DIRECTIONS FOR THIS TASK:
Find and copy every line in the records that includes the string "document".

ENTRIES SHOWN:
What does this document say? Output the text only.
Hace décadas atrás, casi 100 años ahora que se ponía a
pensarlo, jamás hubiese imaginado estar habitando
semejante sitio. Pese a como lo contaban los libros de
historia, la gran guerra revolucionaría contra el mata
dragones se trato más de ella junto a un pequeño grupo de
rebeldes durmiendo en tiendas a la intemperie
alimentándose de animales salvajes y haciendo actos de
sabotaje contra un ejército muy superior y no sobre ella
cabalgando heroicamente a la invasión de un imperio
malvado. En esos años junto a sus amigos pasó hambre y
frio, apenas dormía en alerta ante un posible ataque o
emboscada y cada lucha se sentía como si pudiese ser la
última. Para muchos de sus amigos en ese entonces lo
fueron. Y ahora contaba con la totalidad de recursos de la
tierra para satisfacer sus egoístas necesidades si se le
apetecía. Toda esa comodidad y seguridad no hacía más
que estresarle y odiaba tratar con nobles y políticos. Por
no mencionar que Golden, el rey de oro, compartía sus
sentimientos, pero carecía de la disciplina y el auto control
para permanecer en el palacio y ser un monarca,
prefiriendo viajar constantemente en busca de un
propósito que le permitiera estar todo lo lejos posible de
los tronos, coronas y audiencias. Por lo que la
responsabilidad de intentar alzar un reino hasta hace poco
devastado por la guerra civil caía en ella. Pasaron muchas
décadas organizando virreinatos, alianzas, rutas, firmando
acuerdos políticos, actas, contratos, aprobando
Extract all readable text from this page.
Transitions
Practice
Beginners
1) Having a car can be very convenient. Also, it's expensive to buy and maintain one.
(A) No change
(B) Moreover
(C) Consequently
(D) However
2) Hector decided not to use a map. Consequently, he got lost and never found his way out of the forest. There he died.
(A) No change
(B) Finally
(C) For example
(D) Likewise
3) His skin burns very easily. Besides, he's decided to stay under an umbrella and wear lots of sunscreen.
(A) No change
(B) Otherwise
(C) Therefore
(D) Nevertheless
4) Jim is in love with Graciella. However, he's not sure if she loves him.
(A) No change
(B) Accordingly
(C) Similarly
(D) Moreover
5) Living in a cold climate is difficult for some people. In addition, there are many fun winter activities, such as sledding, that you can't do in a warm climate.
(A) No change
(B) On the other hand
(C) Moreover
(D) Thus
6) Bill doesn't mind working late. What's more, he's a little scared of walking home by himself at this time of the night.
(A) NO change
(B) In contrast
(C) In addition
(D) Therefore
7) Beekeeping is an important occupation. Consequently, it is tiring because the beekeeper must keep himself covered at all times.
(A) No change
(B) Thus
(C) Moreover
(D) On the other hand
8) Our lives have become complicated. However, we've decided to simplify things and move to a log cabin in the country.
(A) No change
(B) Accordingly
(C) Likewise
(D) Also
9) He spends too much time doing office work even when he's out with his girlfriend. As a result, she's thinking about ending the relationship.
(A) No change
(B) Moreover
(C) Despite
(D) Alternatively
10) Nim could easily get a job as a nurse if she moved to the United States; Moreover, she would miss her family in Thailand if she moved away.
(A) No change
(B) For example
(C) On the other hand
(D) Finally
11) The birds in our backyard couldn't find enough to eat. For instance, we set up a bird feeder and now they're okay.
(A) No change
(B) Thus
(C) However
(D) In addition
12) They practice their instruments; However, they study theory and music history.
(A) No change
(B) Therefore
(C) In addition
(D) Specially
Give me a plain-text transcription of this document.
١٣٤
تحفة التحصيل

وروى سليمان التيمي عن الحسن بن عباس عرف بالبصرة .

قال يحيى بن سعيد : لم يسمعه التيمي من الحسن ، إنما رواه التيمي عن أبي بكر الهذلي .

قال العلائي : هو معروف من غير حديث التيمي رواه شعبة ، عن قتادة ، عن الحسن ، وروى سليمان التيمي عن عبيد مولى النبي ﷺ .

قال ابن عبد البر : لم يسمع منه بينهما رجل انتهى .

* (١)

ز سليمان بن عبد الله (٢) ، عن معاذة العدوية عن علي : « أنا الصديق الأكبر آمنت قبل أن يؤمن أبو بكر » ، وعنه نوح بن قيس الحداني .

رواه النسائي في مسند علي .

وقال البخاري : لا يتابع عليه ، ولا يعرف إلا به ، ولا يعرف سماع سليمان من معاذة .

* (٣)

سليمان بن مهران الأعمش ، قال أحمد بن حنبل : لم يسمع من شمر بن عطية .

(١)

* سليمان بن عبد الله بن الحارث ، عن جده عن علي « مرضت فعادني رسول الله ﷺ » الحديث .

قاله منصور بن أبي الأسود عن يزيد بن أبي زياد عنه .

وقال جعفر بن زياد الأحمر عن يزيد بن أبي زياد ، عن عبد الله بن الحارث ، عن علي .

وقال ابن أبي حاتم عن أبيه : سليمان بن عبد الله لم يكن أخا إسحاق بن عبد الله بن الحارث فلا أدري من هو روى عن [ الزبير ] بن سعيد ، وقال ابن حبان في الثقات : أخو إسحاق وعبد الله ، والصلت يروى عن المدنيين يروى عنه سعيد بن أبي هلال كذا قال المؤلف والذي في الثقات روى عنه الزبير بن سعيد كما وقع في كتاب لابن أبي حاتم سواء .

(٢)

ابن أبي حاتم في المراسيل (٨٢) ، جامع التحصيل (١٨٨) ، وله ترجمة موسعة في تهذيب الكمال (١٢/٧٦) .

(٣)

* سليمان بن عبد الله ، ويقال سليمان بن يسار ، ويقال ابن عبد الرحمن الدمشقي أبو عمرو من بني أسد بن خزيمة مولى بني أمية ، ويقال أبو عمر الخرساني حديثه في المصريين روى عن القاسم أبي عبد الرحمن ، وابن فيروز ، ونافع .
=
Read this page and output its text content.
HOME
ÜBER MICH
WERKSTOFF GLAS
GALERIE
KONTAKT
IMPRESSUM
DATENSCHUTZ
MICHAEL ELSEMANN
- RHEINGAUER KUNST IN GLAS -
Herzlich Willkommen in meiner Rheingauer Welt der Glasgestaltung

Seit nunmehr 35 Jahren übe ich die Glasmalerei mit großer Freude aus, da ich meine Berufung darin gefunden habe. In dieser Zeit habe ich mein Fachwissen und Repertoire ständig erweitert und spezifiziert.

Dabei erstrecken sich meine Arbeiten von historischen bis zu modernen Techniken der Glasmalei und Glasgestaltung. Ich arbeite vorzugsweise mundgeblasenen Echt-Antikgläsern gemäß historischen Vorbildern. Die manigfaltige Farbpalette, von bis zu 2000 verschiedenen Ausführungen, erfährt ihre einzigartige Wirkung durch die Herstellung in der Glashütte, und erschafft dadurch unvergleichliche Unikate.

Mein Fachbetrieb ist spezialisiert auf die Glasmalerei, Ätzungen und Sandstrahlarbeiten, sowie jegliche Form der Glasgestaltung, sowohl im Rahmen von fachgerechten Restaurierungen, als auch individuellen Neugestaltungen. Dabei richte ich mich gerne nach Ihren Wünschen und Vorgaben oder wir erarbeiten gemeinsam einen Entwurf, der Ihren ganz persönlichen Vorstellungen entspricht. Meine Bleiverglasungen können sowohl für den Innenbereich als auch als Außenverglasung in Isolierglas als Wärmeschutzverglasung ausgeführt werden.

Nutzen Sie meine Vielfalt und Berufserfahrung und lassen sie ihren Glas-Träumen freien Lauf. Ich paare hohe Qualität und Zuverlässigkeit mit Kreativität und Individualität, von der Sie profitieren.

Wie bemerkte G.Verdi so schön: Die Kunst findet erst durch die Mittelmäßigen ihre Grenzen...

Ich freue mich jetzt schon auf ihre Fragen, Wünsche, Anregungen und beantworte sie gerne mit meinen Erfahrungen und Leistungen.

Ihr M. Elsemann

RESULT OF THE TASK:
What does this document say? Output the text only.
Give me a plain-text transcription of this document.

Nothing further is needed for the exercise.